• **BLOC DE TEXTE**
···

À cet égard, l’expérience japonaise est enrichissante. La grande majorité des économistes à la fin des années 1980 prédisent pour le Japon un formidable destin, conformément au titre du livre d’Ezra Vogel publié en 1980 : Japan as Number One. On imagine alors quelle sera la prochaine innovation qui bouleversera nos vies comme l’a fait le baladeur de Sony. Si de grandes inventions doivent marquer le tournant du siècle, elles seront japonaises. Or, c’est de l’autre côté du Pacifique que les principales innovations des années 1990 et 2000 sont nées, que ce soit dans le domaine des technologies de l’information et de la communication ou dans celui des biotechnologies. Si bien que l’on en vient à se demander, aujourd’hui, ce que le Japon est devenu en matière d’innovation.
Déclin de la productivité, déclin du Japon ?
S’il est vrai que la croissance japonaise a fortement ralenti à partir du début des années 1990, une brève comparaison internationale permet de relativiser le phénomène. En termes réels (en tenant compte de l’inflation), sur la période 1990-2014, la croissance annuelle japonaise fut de 0,9 %, contre 1,5 % en Europe et 2,5 % pour les États-Unis. Toutefois, si on la rapporte à la population, il apparaît que les écarts sont beaucoup moins prononcés. Le produit intérieur brut par habitant a crû à un taux annuel de 0,8 %, taux qui passe à 1 % pour l’Europe et 1,5 % pour les États-Unis.

···

• **EXERCICES À TRAITER**
**1.** D'après le texte sur l'innovation japonaise, quel fut le taux de croissance annuelle du Japon en termes réels sur la période 1990-2014 ?
**2.** Reproduisez, s'il vous plaît, le passage du texte sur l'innovation japonaise allant de « Déclin de la » jusqu'à « 1,5 % pour les États-Unis. ».
Les items proviennent d'une autre source que le texte sur l'innovation japonaise.

···

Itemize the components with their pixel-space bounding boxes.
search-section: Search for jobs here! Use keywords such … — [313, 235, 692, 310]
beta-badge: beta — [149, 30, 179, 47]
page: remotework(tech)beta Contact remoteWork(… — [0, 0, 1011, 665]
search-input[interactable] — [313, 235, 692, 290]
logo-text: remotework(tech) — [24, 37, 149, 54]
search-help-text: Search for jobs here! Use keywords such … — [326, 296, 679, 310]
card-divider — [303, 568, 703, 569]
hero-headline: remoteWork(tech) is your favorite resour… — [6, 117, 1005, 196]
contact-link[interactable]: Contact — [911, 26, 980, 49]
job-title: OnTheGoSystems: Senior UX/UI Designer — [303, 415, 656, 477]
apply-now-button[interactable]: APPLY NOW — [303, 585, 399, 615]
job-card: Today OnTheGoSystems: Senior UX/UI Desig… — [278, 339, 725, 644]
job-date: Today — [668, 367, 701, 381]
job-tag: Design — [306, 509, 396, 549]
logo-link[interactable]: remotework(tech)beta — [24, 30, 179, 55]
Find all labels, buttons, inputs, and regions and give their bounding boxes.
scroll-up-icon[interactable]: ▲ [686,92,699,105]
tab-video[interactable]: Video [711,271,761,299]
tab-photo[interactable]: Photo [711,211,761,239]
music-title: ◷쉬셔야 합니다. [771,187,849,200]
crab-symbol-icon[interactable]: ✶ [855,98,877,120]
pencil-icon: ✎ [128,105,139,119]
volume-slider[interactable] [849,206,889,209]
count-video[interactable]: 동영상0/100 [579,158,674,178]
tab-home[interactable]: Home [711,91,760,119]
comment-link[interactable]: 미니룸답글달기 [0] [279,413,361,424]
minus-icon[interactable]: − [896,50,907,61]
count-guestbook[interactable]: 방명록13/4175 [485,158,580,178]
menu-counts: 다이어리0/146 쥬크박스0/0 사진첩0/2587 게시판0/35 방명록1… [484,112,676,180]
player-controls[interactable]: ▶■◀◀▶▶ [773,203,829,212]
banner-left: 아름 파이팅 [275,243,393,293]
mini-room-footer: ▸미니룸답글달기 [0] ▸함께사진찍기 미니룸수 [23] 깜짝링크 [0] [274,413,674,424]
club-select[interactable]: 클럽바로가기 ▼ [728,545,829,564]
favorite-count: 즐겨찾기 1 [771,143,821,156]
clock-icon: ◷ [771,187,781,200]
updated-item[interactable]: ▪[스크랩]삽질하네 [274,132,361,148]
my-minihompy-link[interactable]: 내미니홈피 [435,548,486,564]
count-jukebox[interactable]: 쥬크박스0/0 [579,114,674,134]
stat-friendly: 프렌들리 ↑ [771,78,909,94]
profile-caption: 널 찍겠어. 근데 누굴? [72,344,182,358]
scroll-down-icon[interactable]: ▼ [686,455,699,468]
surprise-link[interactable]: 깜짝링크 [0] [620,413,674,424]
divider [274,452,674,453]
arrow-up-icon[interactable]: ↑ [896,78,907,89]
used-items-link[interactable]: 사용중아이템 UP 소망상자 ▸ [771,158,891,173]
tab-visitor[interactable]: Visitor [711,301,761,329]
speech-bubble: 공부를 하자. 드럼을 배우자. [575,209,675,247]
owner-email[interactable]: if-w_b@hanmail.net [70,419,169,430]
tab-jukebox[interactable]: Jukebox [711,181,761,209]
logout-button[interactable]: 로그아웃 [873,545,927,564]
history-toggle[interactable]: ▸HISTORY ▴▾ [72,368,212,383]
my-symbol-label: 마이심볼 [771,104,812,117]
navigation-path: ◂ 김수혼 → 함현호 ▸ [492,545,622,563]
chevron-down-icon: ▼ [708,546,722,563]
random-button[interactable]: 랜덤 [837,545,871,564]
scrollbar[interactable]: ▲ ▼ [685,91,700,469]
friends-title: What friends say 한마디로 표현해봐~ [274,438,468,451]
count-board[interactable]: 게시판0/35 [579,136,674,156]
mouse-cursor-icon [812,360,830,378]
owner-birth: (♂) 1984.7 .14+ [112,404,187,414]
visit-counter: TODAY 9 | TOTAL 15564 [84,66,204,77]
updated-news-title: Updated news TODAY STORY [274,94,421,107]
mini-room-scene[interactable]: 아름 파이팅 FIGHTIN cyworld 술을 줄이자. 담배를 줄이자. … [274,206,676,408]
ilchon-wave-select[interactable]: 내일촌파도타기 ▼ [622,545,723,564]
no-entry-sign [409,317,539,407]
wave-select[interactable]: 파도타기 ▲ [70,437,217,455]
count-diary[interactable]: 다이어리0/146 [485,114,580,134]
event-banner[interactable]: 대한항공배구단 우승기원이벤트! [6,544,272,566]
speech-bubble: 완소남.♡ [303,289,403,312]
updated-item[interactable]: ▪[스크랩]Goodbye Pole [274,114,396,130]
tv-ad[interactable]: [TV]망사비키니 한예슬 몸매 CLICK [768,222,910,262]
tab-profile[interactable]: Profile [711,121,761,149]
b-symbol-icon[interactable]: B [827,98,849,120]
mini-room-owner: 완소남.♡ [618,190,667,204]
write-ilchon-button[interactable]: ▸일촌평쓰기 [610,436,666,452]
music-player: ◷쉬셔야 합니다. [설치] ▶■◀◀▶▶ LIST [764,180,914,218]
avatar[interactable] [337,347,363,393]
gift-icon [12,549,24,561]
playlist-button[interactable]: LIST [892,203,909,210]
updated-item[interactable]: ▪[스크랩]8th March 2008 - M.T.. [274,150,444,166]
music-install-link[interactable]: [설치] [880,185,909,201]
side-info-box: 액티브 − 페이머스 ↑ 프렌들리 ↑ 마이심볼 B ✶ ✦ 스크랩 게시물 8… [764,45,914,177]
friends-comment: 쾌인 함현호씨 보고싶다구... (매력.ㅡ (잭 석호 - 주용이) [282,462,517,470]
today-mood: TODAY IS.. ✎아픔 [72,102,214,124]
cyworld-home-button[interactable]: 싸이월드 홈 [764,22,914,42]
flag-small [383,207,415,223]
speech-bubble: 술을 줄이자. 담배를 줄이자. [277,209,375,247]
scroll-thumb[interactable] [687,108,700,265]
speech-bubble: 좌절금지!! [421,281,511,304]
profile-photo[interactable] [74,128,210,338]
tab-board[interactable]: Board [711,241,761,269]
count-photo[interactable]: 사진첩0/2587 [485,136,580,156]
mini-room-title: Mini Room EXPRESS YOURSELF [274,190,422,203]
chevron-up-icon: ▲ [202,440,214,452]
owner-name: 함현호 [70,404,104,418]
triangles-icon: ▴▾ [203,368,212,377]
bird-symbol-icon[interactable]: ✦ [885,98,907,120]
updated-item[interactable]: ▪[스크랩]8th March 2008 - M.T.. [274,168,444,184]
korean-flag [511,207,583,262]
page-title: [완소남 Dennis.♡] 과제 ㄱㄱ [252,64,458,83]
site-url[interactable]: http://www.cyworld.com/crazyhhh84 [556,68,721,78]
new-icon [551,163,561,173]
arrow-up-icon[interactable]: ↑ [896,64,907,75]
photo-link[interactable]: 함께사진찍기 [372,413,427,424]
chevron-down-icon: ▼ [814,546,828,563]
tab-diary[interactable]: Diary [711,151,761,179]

···

• **RÉPONSES PAR EXERCICE**
**1.** 0,9 %.

**2.**
Déclin de la productivité, déclin du Japon ?
S’il est vrai que la croissance japonaise a fortement ralenti à partir du début des années 1990, une brève comparaison internationale permet de relativiser le phénomène. En termes réels (en tenant compte de l’inflation), sur la période 1990-2014, la croissance annuelle japonaise fut de 0,9 %, contre 1,5 % en Europe et 2,5 % pour les États-Unis. Toutefois, si on la rapporte à la population, il apparaît que les écarts sont beaucoup moins prononcés. Le produit intérieur brut par habitant a crû à un taux annuel de 0,8 %, taux qui passe à 1 % pour l’Europe et 1,5 % pour les États-Unis.